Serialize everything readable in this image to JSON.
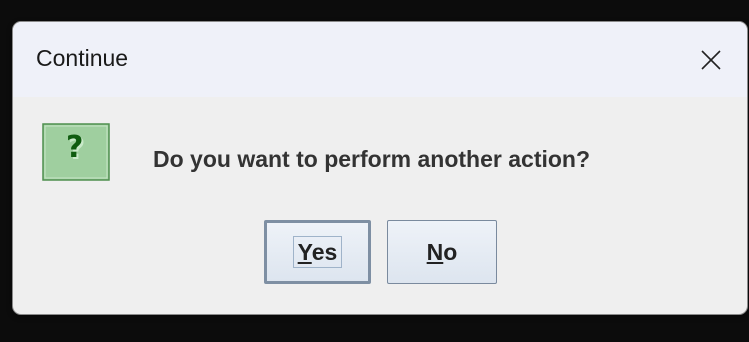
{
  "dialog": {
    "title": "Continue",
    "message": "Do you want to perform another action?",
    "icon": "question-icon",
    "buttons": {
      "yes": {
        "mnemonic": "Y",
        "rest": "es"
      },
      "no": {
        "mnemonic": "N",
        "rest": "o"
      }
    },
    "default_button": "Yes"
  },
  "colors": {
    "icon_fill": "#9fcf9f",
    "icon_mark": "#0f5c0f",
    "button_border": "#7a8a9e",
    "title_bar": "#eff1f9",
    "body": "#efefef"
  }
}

------------------------------------------------------------------------

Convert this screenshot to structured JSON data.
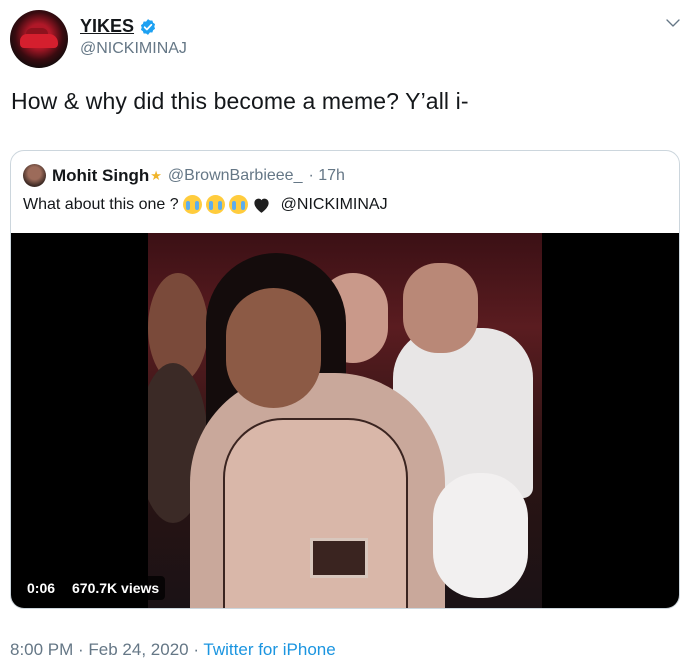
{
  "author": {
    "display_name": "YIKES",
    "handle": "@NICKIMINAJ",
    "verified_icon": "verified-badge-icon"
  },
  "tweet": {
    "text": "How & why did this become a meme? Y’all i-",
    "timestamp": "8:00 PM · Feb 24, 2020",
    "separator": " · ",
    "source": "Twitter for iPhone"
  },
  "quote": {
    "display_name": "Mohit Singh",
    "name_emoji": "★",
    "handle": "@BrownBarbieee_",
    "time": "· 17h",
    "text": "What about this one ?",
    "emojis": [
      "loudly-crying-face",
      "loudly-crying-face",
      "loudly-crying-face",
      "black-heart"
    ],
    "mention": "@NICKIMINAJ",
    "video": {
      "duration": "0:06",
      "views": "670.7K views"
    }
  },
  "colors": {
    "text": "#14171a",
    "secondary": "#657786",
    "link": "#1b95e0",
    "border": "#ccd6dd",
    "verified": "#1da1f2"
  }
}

------------------------------------------------------------------------

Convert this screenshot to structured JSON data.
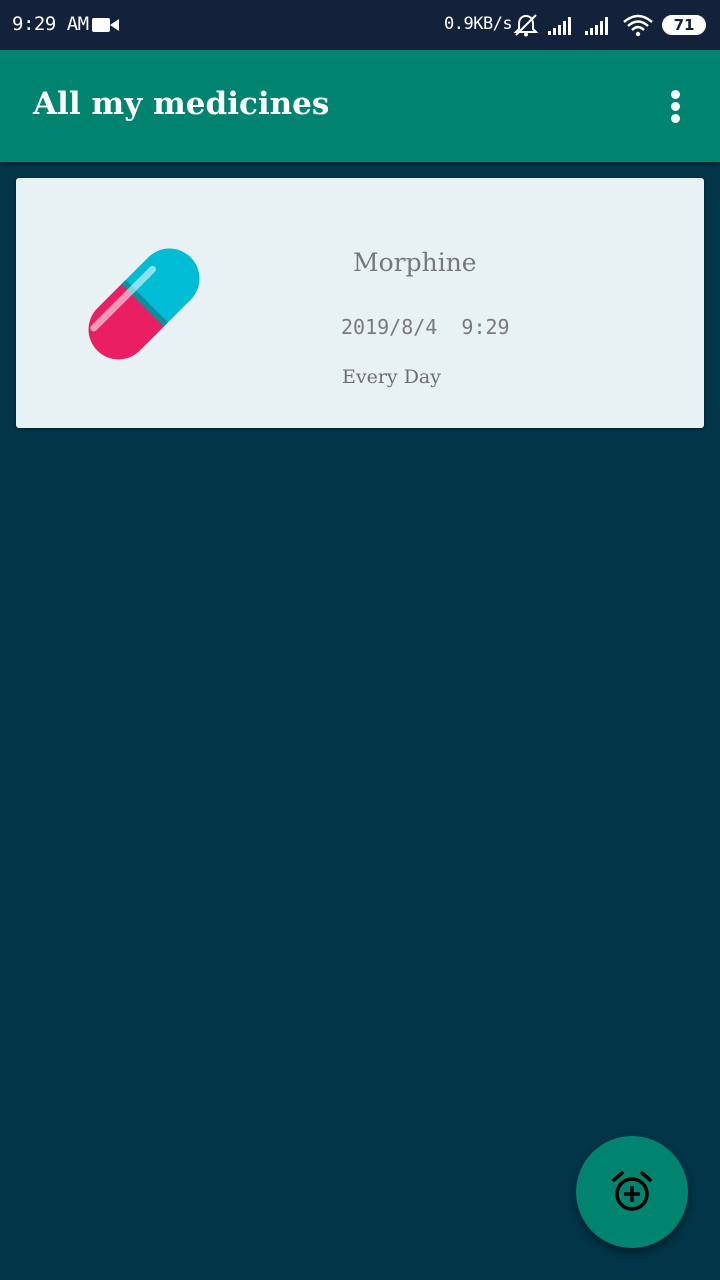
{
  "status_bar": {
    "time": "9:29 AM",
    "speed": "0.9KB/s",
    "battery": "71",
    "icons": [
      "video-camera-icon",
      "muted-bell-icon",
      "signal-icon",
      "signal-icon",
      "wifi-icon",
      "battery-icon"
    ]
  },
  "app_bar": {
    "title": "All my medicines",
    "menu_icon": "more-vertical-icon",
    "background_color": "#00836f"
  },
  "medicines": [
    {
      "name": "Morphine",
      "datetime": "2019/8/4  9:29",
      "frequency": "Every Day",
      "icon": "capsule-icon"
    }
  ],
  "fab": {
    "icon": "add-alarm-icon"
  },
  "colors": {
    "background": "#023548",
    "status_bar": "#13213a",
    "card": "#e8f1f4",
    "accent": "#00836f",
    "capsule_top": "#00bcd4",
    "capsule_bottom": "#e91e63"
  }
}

------------------------------------------------------------------------

#### GIVEN EXERCISE:
Pick out the lines containing the word "NICKIMINAJ" and show them.

#### OUTPUT FOR THIS TASK:
    "handle": "@NICKIMINAJ",
    "mention": "@NICKIMINAJ",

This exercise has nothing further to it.